■ EXERCISE
Show all lines from the data that include the word "Reader".
##### EXTRACTED ENTRIES #####
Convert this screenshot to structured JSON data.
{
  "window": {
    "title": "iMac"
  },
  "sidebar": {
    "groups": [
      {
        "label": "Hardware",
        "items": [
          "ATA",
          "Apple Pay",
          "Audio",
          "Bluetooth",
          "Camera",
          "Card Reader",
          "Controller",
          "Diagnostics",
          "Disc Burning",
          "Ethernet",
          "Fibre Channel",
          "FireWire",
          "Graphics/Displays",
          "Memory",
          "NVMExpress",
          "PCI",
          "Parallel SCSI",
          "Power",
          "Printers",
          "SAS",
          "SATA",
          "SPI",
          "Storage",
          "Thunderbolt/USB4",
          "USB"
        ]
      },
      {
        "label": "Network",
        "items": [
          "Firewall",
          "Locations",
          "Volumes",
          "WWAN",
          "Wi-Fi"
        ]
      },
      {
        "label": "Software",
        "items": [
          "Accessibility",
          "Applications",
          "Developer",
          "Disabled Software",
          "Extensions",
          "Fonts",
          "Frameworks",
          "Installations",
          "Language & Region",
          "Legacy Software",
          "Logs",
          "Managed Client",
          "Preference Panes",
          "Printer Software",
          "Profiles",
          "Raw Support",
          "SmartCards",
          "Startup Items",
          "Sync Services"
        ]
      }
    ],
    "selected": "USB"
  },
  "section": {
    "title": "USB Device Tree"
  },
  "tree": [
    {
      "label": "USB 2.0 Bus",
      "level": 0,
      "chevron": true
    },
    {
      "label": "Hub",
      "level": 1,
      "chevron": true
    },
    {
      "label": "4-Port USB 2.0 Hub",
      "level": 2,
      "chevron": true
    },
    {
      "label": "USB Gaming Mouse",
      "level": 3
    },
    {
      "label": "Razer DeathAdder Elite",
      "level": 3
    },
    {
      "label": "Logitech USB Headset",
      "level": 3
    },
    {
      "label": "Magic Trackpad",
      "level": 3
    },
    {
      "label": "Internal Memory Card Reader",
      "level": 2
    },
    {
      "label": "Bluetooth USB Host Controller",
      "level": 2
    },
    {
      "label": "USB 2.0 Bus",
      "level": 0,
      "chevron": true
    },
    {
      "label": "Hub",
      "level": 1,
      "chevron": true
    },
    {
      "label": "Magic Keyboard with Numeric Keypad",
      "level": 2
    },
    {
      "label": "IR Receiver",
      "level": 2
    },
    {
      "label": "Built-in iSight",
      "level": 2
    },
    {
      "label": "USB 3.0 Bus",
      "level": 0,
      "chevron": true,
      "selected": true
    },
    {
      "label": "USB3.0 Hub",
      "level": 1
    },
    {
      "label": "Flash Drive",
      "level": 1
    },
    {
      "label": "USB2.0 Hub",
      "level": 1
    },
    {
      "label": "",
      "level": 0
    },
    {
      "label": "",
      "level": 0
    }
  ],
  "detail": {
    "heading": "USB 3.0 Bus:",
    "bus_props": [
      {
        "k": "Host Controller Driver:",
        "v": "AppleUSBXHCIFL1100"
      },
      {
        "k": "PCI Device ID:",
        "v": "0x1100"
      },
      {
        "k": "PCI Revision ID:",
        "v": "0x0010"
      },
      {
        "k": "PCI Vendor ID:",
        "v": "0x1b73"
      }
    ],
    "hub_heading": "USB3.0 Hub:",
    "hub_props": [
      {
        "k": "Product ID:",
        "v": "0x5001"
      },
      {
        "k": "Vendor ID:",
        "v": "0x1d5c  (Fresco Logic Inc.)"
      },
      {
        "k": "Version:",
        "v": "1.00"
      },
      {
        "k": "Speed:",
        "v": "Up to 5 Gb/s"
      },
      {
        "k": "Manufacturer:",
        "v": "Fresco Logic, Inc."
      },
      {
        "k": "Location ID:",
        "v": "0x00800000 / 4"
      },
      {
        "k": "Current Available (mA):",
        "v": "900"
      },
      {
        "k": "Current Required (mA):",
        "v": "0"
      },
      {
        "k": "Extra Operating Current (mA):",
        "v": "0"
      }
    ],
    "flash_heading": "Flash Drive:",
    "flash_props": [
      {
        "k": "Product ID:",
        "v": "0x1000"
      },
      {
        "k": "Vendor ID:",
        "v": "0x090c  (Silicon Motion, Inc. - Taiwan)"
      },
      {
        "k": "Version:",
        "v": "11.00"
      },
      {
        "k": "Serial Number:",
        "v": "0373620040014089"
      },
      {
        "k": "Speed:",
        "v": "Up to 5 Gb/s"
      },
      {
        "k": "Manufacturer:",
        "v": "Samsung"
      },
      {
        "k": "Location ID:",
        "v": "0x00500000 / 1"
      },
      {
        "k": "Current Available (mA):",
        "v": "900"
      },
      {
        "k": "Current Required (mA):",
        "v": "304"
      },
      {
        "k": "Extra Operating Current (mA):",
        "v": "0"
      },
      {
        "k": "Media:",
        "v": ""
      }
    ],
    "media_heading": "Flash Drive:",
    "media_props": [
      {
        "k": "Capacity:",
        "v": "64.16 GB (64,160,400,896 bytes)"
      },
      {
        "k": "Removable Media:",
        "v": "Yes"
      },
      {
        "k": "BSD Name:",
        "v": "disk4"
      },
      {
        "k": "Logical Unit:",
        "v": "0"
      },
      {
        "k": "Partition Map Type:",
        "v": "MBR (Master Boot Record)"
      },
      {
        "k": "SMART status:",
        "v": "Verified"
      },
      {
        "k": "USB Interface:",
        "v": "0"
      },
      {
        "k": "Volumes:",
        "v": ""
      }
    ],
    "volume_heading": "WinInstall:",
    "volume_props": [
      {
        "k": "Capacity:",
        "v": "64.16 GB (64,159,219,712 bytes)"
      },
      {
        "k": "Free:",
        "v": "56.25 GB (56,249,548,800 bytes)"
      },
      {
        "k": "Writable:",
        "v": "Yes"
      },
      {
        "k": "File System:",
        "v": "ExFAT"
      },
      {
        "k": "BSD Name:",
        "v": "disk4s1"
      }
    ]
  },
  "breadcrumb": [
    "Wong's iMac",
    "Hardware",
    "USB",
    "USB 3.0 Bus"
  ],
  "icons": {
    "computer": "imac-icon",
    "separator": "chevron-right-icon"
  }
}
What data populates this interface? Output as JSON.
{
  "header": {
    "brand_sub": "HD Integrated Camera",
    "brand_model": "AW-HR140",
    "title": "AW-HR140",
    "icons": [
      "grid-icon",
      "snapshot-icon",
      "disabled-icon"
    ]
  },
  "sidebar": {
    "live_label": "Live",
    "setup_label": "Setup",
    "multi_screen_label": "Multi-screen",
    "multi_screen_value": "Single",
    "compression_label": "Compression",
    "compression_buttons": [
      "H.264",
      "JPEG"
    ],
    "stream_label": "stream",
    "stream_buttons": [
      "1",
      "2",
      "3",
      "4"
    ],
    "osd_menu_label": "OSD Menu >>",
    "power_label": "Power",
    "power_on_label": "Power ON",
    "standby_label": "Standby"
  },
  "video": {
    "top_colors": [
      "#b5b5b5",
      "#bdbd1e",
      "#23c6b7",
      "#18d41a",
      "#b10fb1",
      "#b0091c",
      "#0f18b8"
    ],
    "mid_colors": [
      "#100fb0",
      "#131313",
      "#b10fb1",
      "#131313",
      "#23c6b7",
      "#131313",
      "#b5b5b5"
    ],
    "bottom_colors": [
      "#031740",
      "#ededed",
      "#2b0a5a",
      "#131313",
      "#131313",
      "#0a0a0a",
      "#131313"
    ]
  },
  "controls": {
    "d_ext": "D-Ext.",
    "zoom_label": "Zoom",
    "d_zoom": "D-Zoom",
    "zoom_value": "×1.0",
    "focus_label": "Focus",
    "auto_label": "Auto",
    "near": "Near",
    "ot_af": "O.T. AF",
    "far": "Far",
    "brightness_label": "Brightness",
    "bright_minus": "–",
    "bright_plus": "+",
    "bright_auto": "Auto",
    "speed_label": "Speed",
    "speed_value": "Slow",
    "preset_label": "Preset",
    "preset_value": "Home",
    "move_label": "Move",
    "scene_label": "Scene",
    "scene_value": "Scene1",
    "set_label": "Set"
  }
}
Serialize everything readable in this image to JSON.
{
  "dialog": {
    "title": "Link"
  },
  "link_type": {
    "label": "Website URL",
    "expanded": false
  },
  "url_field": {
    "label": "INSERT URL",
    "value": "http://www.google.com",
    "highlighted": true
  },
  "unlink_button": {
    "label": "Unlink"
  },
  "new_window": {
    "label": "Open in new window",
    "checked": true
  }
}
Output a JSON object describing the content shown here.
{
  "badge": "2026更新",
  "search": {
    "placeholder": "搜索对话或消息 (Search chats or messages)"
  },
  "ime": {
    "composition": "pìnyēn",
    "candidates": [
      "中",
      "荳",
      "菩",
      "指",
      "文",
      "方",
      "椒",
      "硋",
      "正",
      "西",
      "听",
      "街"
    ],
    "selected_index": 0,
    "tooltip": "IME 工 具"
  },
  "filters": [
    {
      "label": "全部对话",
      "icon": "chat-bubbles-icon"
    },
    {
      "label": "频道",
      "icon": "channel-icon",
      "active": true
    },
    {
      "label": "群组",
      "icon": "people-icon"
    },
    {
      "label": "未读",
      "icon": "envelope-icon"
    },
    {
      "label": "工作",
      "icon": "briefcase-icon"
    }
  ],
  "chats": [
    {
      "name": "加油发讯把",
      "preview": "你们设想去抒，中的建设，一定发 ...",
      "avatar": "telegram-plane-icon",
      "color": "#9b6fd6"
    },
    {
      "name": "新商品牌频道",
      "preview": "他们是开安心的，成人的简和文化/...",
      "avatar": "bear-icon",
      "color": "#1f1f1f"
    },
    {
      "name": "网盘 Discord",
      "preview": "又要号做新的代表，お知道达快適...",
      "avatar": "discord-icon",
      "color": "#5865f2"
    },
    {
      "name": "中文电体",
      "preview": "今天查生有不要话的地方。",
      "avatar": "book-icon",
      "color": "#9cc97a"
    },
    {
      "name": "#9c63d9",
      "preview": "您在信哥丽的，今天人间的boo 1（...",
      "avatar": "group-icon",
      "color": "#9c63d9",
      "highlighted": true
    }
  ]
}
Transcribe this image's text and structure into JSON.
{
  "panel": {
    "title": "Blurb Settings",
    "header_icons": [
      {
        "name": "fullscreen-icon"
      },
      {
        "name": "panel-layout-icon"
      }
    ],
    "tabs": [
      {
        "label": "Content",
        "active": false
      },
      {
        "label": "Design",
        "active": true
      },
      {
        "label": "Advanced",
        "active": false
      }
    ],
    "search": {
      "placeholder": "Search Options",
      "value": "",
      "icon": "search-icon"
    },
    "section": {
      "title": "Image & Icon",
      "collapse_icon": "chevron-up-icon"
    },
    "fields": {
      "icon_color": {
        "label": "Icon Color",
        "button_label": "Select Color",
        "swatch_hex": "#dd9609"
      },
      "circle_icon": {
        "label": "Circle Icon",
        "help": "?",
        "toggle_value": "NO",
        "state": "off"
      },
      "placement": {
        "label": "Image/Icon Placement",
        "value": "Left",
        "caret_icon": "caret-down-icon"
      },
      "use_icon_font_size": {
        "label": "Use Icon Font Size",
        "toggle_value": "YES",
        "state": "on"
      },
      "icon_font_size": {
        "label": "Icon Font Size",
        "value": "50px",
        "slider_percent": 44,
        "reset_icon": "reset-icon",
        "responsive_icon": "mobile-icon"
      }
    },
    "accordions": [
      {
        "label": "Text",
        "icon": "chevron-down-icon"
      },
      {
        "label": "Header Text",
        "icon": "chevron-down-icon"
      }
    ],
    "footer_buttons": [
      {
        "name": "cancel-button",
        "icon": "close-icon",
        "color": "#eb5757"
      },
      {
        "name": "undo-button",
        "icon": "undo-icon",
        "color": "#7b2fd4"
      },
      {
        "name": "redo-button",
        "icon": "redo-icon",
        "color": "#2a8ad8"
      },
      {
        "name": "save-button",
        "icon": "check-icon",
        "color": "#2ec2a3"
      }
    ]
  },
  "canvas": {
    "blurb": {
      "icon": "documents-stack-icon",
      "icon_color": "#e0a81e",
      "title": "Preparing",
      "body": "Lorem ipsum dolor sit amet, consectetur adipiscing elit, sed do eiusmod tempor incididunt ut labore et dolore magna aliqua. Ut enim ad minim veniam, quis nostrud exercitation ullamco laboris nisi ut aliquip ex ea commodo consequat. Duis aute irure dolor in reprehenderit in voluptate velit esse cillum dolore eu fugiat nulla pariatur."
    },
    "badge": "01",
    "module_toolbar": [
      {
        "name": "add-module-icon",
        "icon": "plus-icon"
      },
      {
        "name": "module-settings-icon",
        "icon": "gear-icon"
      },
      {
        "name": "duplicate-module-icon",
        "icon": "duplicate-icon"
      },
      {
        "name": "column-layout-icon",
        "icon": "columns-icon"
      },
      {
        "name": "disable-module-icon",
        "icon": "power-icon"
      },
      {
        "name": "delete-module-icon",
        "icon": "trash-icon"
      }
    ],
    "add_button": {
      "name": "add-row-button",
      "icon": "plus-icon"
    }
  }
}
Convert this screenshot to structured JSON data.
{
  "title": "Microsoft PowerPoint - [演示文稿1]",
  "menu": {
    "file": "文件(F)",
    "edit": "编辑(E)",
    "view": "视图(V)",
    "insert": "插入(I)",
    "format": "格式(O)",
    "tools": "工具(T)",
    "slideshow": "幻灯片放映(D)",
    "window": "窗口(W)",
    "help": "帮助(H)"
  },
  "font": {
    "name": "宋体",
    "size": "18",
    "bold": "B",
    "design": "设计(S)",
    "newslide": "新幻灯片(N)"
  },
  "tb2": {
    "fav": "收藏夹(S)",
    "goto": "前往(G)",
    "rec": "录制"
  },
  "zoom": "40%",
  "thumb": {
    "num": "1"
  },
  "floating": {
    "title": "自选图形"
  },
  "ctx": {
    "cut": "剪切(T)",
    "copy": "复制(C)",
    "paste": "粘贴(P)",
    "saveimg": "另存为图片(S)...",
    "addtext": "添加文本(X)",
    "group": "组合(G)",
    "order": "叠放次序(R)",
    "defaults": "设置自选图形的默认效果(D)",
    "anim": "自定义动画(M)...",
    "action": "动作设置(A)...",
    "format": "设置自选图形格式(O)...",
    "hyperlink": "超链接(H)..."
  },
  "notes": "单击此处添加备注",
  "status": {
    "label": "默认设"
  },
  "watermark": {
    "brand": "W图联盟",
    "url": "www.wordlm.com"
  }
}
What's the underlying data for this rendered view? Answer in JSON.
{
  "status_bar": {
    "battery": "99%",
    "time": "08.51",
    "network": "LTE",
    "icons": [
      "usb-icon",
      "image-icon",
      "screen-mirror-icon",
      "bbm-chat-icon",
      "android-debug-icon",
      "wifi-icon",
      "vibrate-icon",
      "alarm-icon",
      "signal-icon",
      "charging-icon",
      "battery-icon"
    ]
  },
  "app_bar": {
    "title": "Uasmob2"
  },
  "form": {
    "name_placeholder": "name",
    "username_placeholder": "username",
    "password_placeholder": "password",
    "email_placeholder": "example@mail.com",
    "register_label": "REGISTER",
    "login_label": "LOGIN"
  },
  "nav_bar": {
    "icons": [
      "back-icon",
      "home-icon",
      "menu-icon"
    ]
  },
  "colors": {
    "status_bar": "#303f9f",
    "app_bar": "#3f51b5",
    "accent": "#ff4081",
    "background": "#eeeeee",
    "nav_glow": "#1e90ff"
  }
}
#####
■ SOLUTION
          "Card Reader",
      "label": "Internal Memory Card Reader",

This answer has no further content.